◆ **Stated goal**:
Scan the lines below; pull out those with "acceder".
————
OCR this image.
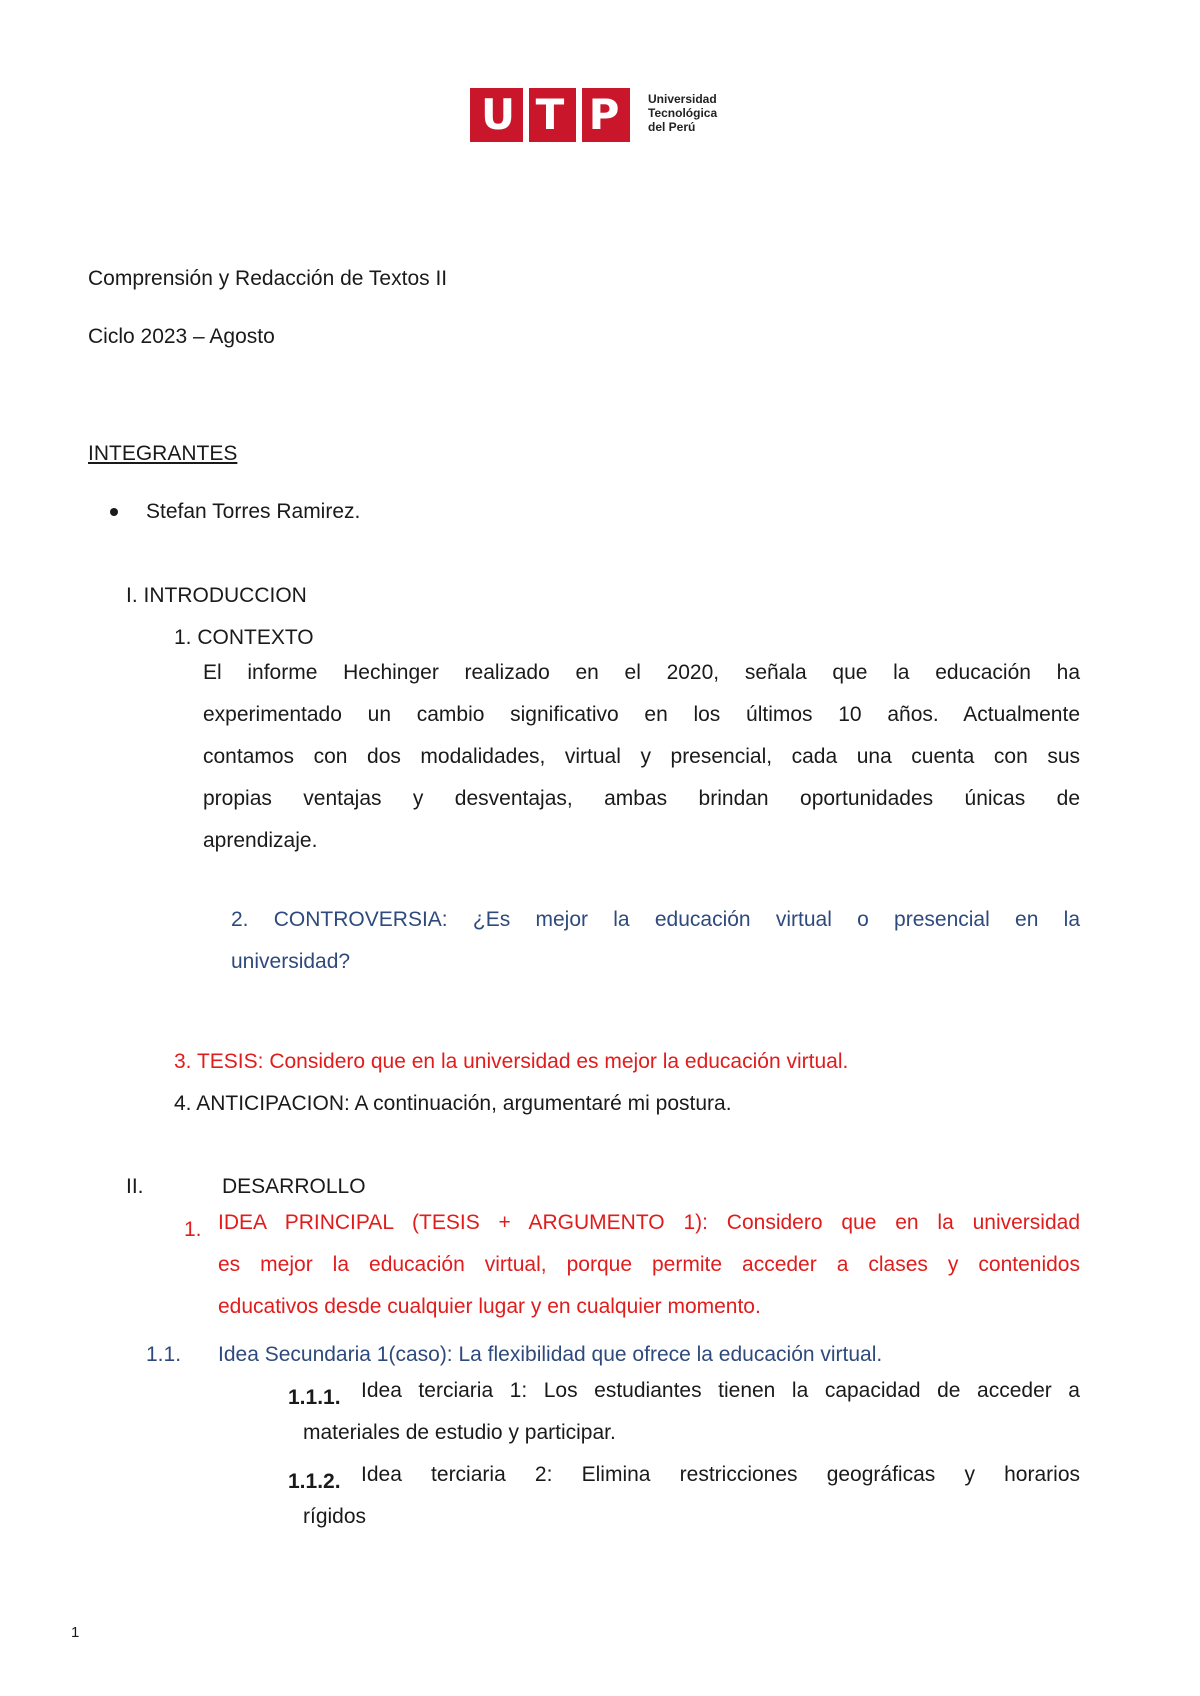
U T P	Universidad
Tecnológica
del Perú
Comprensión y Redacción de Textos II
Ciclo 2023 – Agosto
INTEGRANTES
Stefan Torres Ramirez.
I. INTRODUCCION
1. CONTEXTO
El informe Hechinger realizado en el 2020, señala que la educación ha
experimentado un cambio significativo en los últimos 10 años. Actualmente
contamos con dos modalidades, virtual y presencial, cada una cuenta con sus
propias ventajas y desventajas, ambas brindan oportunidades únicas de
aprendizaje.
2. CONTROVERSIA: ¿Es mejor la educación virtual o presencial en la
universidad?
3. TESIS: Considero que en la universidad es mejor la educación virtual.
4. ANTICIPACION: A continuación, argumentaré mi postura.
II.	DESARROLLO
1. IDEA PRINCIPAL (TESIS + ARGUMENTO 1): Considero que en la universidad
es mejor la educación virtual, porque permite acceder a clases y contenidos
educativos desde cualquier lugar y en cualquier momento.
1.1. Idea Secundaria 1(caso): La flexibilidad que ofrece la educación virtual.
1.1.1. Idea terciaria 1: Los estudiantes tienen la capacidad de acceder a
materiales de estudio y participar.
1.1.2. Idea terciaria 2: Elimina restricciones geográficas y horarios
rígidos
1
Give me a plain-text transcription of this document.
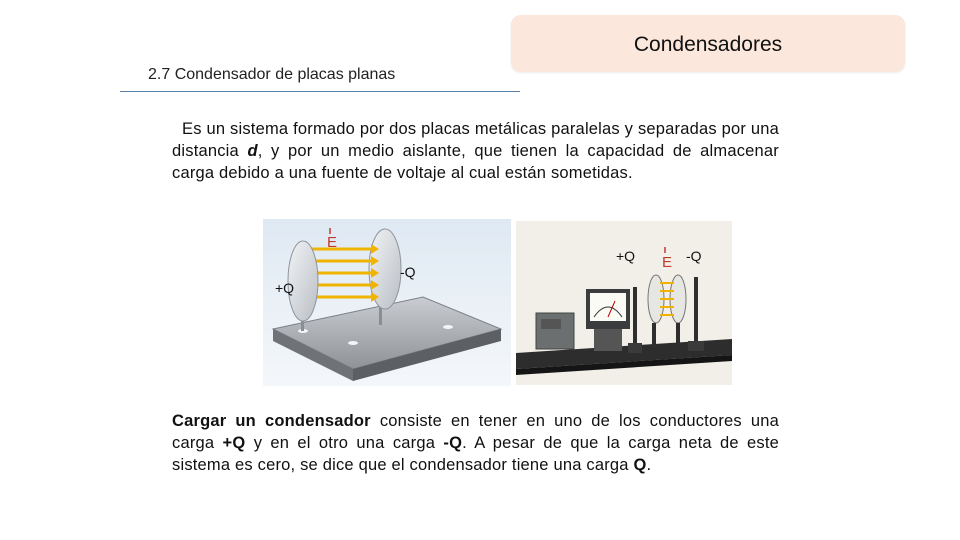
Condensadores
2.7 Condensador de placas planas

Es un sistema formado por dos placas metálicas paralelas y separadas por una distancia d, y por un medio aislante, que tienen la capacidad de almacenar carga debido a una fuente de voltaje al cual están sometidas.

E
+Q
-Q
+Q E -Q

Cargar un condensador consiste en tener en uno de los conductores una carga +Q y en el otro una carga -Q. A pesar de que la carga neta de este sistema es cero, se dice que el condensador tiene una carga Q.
————
◆ **Worked answer**:
es mejor la educación virtual, porque permite acceder a clases y contenidos
1.1.1. Idea terciaria 1: Los estudiantes tienen la capacidad de acceder a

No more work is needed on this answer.